AIM: Set down the full listing exactly as given. Any pictures are to be left out.

SUPPLIED ENTRIES:
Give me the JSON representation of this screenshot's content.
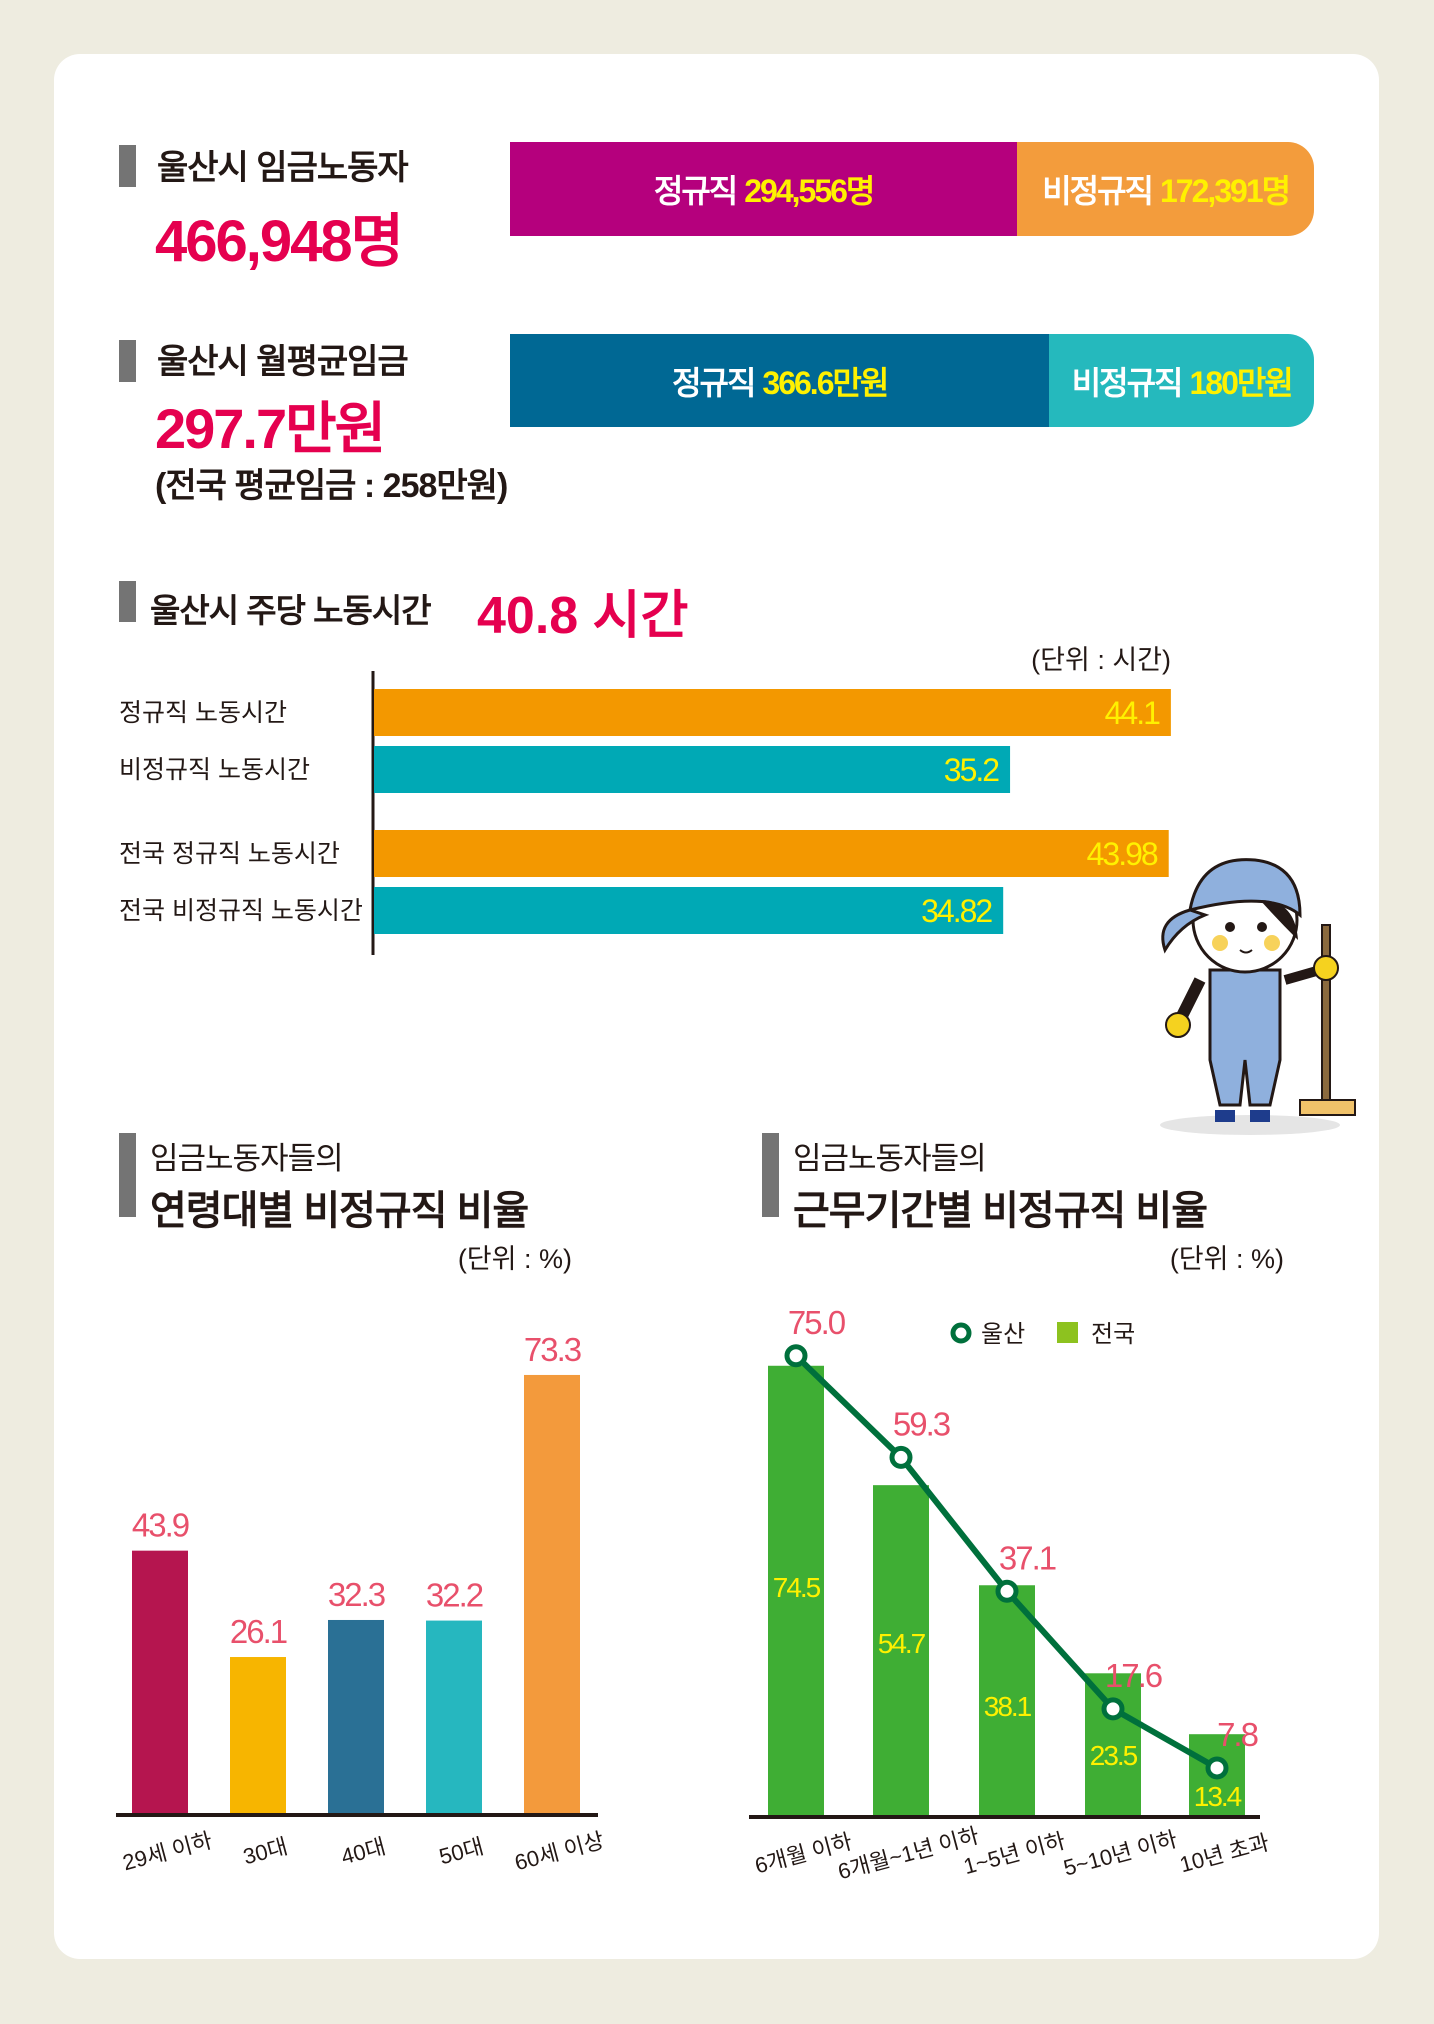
{
  "section_workers": {
    "title": "울산시 임금노동자",
    "total": "466,948명",
    "regular_label": "정규직",
    "regular_value": "294,556명",
    "nonregular_label": "비정규직",
    "nonregular_value": "172,391명",
    "regular_share": 63.1,
    "colors": {
      "regular": "#b5007d",
      "nonregular": "#f39c3c"
    }
  },
  "section_wage": {
    "title": "울산시 월평균임금",
    "total": "297.7만원",
    "national_note": "(전국 평균임금 : 258만원)",
    "regular_label": "정규직",
    "regular_value": "366.6만원",
    "nonregular_label": "비정규직",
    "nonregular_value": "180만원",
    "regular_share": 67.1,
    "colors": {
      "regular": "#006894",
      "nonregular": "#25b9bd"
    }
  },
  "section_hours": {
    "title": "울산시 주당 노동시간",
    "value": "40.8 시간",
    "unit": "(단위 : 시간)"
  },
  "section_age": {
    "title_line1": "임금노동자들의",
    "title_line2": "연령대별 비정규직 비율",
    "unit": "(단위 : %)"
  },
  "section_tenure": {
    "title_line1": "임금노동자들의",
    "title_line2": "근무기간별 비정규직 비율",
    "unit": "(단위 : %)"
  },
  "chart_data": [
    {
      "type": "bar",
      "orientation": "horizontal",
      "categories": [
        "정규직  노동시간",
        "비정규직 노동시간",
        "전국 정규직 노동시간",
        "전국 비정규직 노동시간"
      ],
      "values": [
        44.1,
        35.2,
        43.98,
        34.82
      ],
      "value_labels": [
        "44.1",
        "35.2",
        "43.98",
        "34.82"
      ],
      "colors": [
        "#f39800",
        "#00a9b5",
        "#f39800",
        "#00a9b5"
      ],
      "unit": "(단위 : 시간)"
    },
    {
      "type": "bar",
      "categories": [
        "29세 이하",
        "30대",
        "40대",
        "50대",
        "60세 이상"
      ],
      "values": [
        43.9,
        26.1,
        32.3,
        32.2,
        73.3
      ],
      "value_labels": [
        "43.9",
        "26.1",
        "32.3",
        "32.2",
        "73.3"
      ],
      "colors": [
        "#b5154f",
        "#f7b500",
        "#2a7095",
        "#26b7bf",
        "#f39a3c"
      ],
      "unit": "(단위 : %)"
    },
    {
      "type": "bar",
      "categories": [
        "6개월 이하",
        "6개월~1년 이하",
        "1~5년 이하",
        "5~10년 이하",
        "10년 초과"
      ],
      "series": [
        {
          "name": "전국",
          "type": "bar",
          "values": [
            74.5,
            54.7,
            38.1,
            23.5,
            13.4
          ],
          "value_labels": [
            "74.5",
            "54.7",
            "38.1",
            "23.5",
            "13.4"
          ],
          "color": "#3fae34"
        },
        {
          "name": "울산",
          "type": "line",
          "values": [
            75.0,
            59.3,
            37.1,
            17.6,
            7.8
          ],
          "value_labels": [
            "75.0",
            "59.3",
            "37.1",
            "17.6",
            "7.8"
          ],
          "color": "#00703c"
        }
      ],
      "legend": "top-right",
      "legend_labels": [
        "울산",
        "전국"
      ],
      "unit": "(단위 : %)"
    }
  ]
}
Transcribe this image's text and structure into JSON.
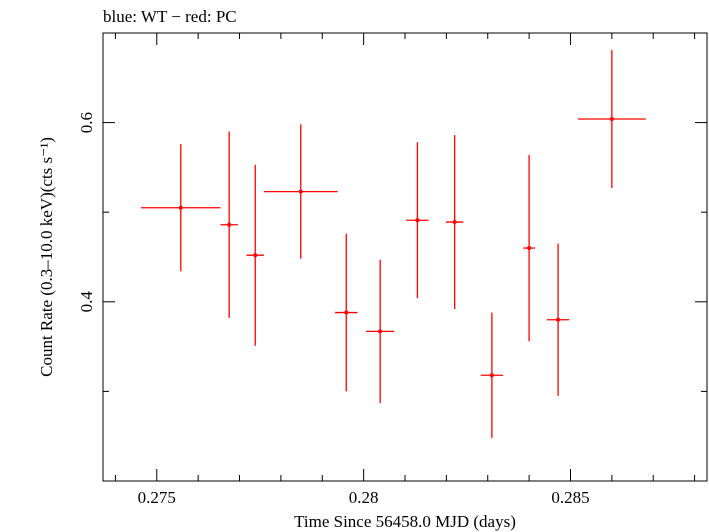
{
  "chart_data": {
    "type": "scatter",
    "title": "blue: WT − red: PC",
    "xlabel": "Time Since 56458.0 MJD (days)",
    "ylabel": "Count Rate (0.3–10.0 keV)(cts s⁻¹)",
    "xlim": [
      0.2737,
      0.2883
    ],
    "ylim": [
      0.2,
      0.7
    ],
    "x_ticks": [
      {
        "value": 0.275,
        "label": "0.275"
      },
      {
        "value": 0.28,
        "label": "0.28"
      },
      {
        "value": 0.285,
        "label": "0.285"
      }
    ],
    "y_ticks": [
      {
        "value": 0.4,
        "label": "0.4"
      },
      {
        "value": 0.6,
        "label": "0.6"
      }
    ],
    "x_minor_step": 0.001,
    "y_minor_step": 0.1,
    "series": [
      {
        "color": "#ff0000",
        "points": [
          {
            "x": 0.27558,
            "xerr": 0.00096,
            "y": 0.505,
            "yerr": 0.071
          },
          {
            "x": 0.27675,
            "xerr": 0.00021,
            "y": 0.486,
            "yerr": 0.104
          },
          {
            "x": 0.27738,
            "xerr": 0.00021,
            "y": 0.452,
            "yerr": 0.101
          },
          {
            "x": 0.27848,
            "xerr": 0.00089,
            "y": 0.523,
            "yerr": 0.075
          },
          {
            "x": 0.27958,
            "xerr": 0.00027,
            "y": 0.388,
            "yerr": 0.088
          },
          {
            "x": 0.2804,
            "xerr": 0.00034,
            "y": 0.367,
            "yerr": 0.08
          },
          {
            "x": 0.2813,
            "xerr": 0.00027,
            "y": 0.491,
            "yerr": 0.087
          },
          {
            "x": 0.2822,
            "xerr": 0.00021,
            "y": 0.489,
            "yerr": 0.097
          },
          {
            "x": 0.2831,
            "xerr": 0.00027,
            "y": 0.318,
            "yerr": 0.07
          },
          {
            "x": 0.284,
            "xerr": 0.00014,
            "y": 0.46,
            "yerr": 0.104
          },
          {
            "x": 0.2847,
            "xerr": 0.00027,
            "y": 0.38,
            "yerr": 0.085
          },
          {
            "x": 0.286,
            "xerr": 0.00082,
            "y": 0.604,
            "yerr": 0.077
          }
        ]
      }
    ]
  }
}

EXERCISE SOLUTION:
Give me the JSON representation of this screenshot's content.
{
  "section_workers": {
    "title": "울산시 임금노동자",
    "total": "466,948명",
    "regular_label": "정규직",
    "regular_value": "294,556명",
    "nonregular_label": "비정규직",
    "nonregular_value": "172,391명",
    "regular_share": 63.1,
    "colors": {
      "regular": "#b5007d",
      "nonregular": "#f39c3c"
    }
  },
  "section_wage": {
    "title": "울산시 월평균임금",
    "total": "297.7만원",
    "national_note": "(전국 평균임금 : 258만원)",
    "regular_label": "정규직",
    "regular_value": "366.6만원",
    "nonregular_label": "비정규직",
    "nonregular_value": "180만원",
    "regular_share": 67.1,
    "colors": {
      "regular": "#006894",
      "nonregular": "#25b9bd"
    }
  },
  "section_hours": {
    "title": "울산시 주당 노동시간",
    "value": "40.8 시간",
    "unit": "(단위 : 시간)"
  },
  "section_age": {
    "title_line1": "임금노동자들의",
    "title_line2": "연령대별 비정규직 비율",
    "unit": "(단위 : %)"
  },
  "section_tenure": {
    "title_line1": "임금노동자들의",
    "title_line2": "근무기간별 비정규직 비율",
    "unit": "(단위 : %)"
  },
  "chart_data": [
    {
      "type": "bar",
      "orientation": "horizontal",
      "categories": [
        "정규직  노동시간",
        "비정규직 노동시간",
        "전국 정규직 노동시간",
        "전국 비정규직 노동시간"
      ],
      "values": [
        44.1,
        35.2,
        43.98,
        34.82
      ],
      "value_labels": [
        "44.1",
        "35.2",
        "43.98",
        "34.82"
      ],
      "colors": [
        "#f39800",
        "#00a9b5",
        "#f39800",
        "#00a9b5"
      ],
      "unit": "(단위 : 시간)"
    },
    {
      "type": "bar",
      "categories": [
        "29세 이하",
        "30대",
        "40대",
        "50대",
        "60세 이상"
      ],
      "values": [
        43.9,
        26.1,
        32.3,
        32.2,
        73.3
      ],
      "value_labels": [
        "43.9",
        "26.1",
        "32.3",
        "32.2",
        "73.3"
      ],
      "colors": [
        "#b5154f",
        "#f7b500",
        "#2a7095",
        "#26b7bf",
        "#f39a3c"
      ],
      "unit": "(단위 : %)"
    },
    {
      "type": "bar",
      "categories": [
        "6개월 이하",
        "6개월~1년 이하",
        "1~5년 이하",
        "5~10년 이하",
        "10년 초과"
      ],
      "series": [
        {
          "name": "전국",
          "type": "bar",
          "values": [
            74.5,
            54.7,
            38.1,
            23.5,
            13.4
          ],
          "value_labels": [
            "74.5",
            "54.7",
            "38.1",
            "23.5",
            "13.4"
          ],
          "color": "#3fae34"
        },
        {
          "name": "울산",
          "type": "line",
          "values": [
            75.0,
            59.3,
            37.1,
            17.6,
            7.8
          ],
          "value_labels": [
            "75.0",
            "59.3",
            "37.1",
            "17.6",
            "7.8"
          ],
          "color": "#00703c"
        }
      ],
      "legend": "top-right",
      "legend_labels": [
        "울산",
        "전국"
      ],
      "unit": "(단위 : %)"
    }
  ]
}
Transcribe this image's text and structure into JSON.
{
  "chart_data": {
    "type": "scatter",
    "title": "blue: WT − red: PC",
    "xlabel": "Time Since 56458.0 MJD (days)",
    "ylabel": "Count Rate (0.3–10.0 keV)(cts s⁻¹)",
    "xlim": [
      0.2737,
      0.2883
    ],
    "ylim": [
      0.2,
      0.7
    ],
    "x_ticks": [
      {
        "value": 0.275,
        "label": "0.275"
      },
      {
        "value": 0.28,
        "label": "0.28"
      },
      {
        "value": 0.285,
        "label": "0.285"
      }
    ],
    "y_ticks": [
      {
        "value": 0.4,
        "label": "0.4"
      },
      {
        "value": 0.6,
        "label": "0.6"
      }
    ],
    "x_minor_step": 0.001,
    "y_minor_step": 0.1,
    "series": [
      {
        "color": "#ff0000",
        "points": [
          {
            "x": 0.27558,
            "xerr": 0.00096,
            "y": 0.505,
            "yerr": 0.071
          },
          {
            "x": 0.27675,
            "xerr": 0.00021,
            "y": 0.486,
            "yerr": 0.104
          },
          {
            "x": 0.27738,
            "xerr": 0.00021,
            "y": 0.452,
            "yerr": 0.101
          },
          {
            "x": 0.27848,
            "xerr": 0.00089,
            "y": 0.523,
            "yerr": 0.075
          },
          {
            "x": 0.27958,
            "xerr": 0.00027,
            "y": 0.388,
            "yerr": 0.088
          },
          {
            "x": 0.2804,
            "xerr": 0.00034,
            "y": 0.367,
            "yerr": 0.08
          },
          {
            "x": 0.2813,
            "xerr": 0.00027,
            "y": 0.491,
            "yerr": 0.087
          },
          {
            "x": 0.2822,
            "xerr": 0.00021,
            "y": 0.489,
            "yerr": 0.097
          },
          {
            "x": 0.2831,
            "xerr": 0.00027,
            "y": 0.318,
            "yerr": 0.07
          },
          {
            "x": 0.284,
            "xerr": 0.00014,
            "y": 0.46,
            "yerr": 0.104
          },
          {
            "x": 0.2847,
            "xerr": 0.00027,
            "y": 0.38,
            "yerr": 0.085
          },
          {
            "x": 0.286,
            "xerr": 0.00082,
            "y": 0.604,
            "yerr": 0.077
          }
        ]
      }
    ]
  }
}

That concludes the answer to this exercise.